◆ **Data listing**
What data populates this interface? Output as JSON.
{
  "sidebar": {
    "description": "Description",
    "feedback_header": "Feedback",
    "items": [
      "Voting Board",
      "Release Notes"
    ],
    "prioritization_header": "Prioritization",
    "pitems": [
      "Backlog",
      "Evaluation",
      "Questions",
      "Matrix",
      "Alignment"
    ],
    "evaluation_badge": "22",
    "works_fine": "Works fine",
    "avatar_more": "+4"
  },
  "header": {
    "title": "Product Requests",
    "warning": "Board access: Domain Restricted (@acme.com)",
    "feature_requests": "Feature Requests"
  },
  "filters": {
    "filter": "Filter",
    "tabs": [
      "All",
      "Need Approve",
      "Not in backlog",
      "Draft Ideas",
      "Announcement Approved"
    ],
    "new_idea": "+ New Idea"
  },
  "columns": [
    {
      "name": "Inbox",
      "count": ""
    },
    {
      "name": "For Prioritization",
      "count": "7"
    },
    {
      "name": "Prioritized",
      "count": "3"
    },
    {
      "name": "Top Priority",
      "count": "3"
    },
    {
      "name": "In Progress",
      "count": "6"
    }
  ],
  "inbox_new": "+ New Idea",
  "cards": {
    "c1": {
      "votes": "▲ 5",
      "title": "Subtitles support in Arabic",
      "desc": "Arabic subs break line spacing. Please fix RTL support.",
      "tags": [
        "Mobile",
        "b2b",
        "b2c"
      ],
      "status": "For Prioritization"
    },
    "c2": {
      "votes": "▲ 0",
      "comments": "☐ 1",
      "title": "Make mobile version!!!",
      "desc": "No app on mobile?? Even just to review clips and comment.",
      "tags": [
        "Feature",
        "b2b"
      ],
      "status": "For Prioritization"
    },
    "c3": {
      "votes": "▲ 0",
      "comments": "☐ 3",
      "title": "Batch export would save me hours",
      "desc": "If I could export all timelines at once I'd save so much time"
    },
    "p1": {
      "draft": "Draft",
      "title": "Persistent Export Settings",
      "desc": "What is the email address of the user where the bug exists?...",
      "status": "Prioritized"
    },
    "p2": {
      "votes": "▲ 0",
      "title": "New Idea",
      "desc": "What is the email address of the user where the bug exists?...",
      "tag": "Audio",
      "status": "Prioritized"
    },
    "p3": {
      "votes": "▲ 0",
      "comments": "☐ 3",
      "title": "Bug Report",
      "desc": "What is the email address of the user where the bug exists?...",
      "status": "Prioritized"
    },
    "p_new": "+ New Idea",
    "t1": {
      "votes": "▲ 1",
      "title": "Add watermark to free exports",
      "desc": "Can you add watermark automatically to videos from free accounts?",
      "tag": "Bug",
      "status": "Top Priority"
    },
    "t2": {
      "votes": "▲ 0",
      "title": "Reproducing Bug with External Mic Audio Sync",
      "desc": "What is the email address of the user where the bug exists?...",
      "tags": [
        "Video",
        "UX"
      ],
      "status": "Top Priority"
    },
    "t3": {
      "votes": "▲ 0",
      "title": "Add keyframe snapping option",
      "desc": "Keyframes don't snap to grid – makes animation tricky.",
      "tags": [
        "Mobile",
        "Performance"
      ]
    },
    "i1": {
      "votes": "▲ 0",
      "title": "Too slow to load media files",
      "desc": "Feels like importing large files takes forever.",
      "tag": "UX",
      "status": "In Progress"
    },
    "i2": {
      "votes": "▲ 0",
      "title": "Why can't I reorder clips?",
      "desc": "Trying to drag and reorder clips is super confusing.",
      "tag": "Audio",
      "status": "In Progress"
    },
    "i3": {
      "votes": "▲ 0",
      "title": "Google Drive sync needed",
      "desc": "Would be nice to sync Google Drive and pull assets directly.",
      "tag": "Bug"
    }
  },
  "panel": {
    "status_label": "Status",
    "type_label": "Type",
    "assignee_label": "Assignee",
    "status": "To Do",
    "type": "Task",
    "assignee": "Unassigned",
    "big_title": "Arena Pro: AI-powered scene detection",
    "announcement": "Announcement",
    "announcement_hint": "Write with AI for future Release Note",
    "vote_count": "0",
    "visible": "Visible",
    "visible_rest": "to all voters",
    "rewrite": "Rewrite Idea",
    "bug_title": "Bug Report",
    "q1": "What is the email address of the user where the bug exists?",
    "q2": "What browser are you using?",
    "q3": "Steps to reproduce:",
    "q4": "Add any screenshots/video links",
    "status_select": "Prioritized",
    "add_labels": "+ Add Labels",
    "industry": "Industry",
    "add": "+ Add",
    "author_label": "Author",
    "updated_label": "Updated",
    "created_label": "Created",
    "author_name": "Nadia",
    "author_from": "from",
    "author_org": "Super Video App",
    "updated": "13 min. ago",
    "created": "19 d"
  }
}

◆ **What you need to do**
All the entries above need to be reproduced exactly.

◆ **Full response**
What data populates this interface? Output as JSON.
{
  "sidebar": {
    "description": "Description",
    "feedback_header": "Feedback",
    "items": [
      "Voting Board",
      "Release Notes"
    ],
    "prioritization_header": "Prioritization",
    "pitems": [
      "Backlog",
      "Evaluation",
      "Questions",
      "Matrix",
      "Alignment"
    ],
    "evaluation_badge": "22",
    "works_fine": "Works fine",
    "avatar_more": "+4"
  },
  "header": {
    "title": "Product Requests",
    "warning": "Board access: Domain Restricted (@acme.com)",
    "feature_requests": "Feature Requests"
  },
  "filters": {
    "filter": "Filter",
    "tabs": [
      "All",
      "Need Approve",
      "Not in backlog",
      "Draft Ideas",
      "Announcement Approved"
    ],
    "new_idea": "+ New Idea"
  },
  "columns": [
    {
      "name": "Inbox",
      "count": ""
    },
    {
      "name": "For Prioritization",
      "count": "7"
    },
    {
      "name": "Prioritized",
      "count": "3"
    },
    {
      "name": "Top Priority",
      "count": "3"
    },
    {
      "name": "In Progress",
      "count": "6"
    }
  ],
  "inbox_new": "+ New Idea",
  "cards": {
    "c1": {
      "votes": "▲ 5",
      "title": "Subtitles support in Arabic",
      "desc": "Arabic subs break line spacing. Please fix RTL support.",
      "tags": [
        "Mobile",
        "b2b",
        "b2c"
      ],
      "status": "For Prioritization"
    },
    "c2": {
      "votes": "▲ 0",
      "comments": "☐ 1",
      "title": "Make mobile version!!!",
      "desc": "No app on mobile?? Even just to review clips and comment.",
      "tags": [
        "Feature",
        "b2b"
      ],
      "status": "For Prioritization"
    },
    "c3": {
      "votes": "▲ 0",
      "comments": "☐ 3",
      "title": "Batch export would save me hours",
      "desc": "If I could export all timelines at once I'd save so much time"
    },
    "p1": {
      "draft": "Draft",
      "title": "Persistent Export Settings",
      "desc": "What is the email address of the user where the bug exists?...",
      "status": "Prioritized"
    },
    "p2": {
      "votes": "▲ 0",
      "title": "New Idea",
      "desc": "What is the email address of the user where the bug exists?...",
      "tag": "Audio",
      "status": "Prioritized"
    },
    "p3": {
      "votes": "▲ 0",
      "comments": "☐ 3",
      "title": "Bug Report",
      "desc": "What is the email address of the user where the bug exists?...",
      "status": "Prioritized"
    },
    "p_new": "+ New Idea",
    "t1": {
      "votes": "▲ 1",
      "title": "Add watermark to free exports",
      "desc": "Can you add watermark automatically to videos from free accounts?",
      "tag": "Bug",
      "status": "Top Priority"
    },
    "t2": {
      "votes": "▲ 0",
      "title": "Reproducing Bug with External Mic Audio Sync",
      "desc": "What is the email address of the user where the bug exists?...",
      "tags": [
        "Video",
        "UX"
      ],
      "status": "Top Priority"
    },
    "t3": {
      "votes": "▲ 0",
      "title": "Add keyframe snapping option",
      "desc": "Keyframes don't snap to grid – makes animation tricky.",
      "tags": [
        "Mobile",
        "Performance"
      ]
    },
    "i1": {
      "votes": "▲ 0",
      "title": "Too slow to load media files",
      "desc": "Feels like importing large files takes forever.",
      "tag": "UX",
      "status": "In Progress"
    },
    "i2": {
      "votes": "▲ 0",
      "title": "Why can't I reorder clips?",
      "desc": "Trying to drag and reorder clips is super confusing.",
      "tag": "Audio",
      "status": "In Progress"
    },
    "i3": {
      "votes": "▲ 0",
      "title": "Google Drive sync needed",
      "desc": "Would be nice to sync Google Drive and pull assets directly.",
      "tag": "Bug"
    }
  },
  "panel": {
    "status_label": "Status",
    "type_label": "Type",
    "assignee_label": "Assignee",
    "status": "To Do",
    "type": "Task",
    "assignee": "Unassigned",
    "big_title": "Arena Pro: AI-powered scene detection",
    "announcement": "Announcement",
    "announcement_hint": "Write with AI for future Release Note",
    "vote_count": "0",
    "visible": "Visible",
    "visible_rest": "to all voters",
    "rewrite": "Rewrite Idea",
    "bug_title": "Bug Report",
    "q1": "What is the email address of the user where the bug exists?",
    "q2": "What browser are you using?",
    "q3": "Steps to reproduce:",
    "q4": "Add any screenshots/video links",
    "status_select": "Prioritized",
    "add_labels": "+ Add Labels",
    "industry": "Industry",
    "add": "+ Add",
    "author_label": "Author",
    "updated_label": "Updated",
    "created_label": "Created",
    "author_name": "Nadia",
    "author_from": "from",
    "author_org": "Super Video App",
    "updated": "13 min. ago",
    "created": "19 d"
  }
}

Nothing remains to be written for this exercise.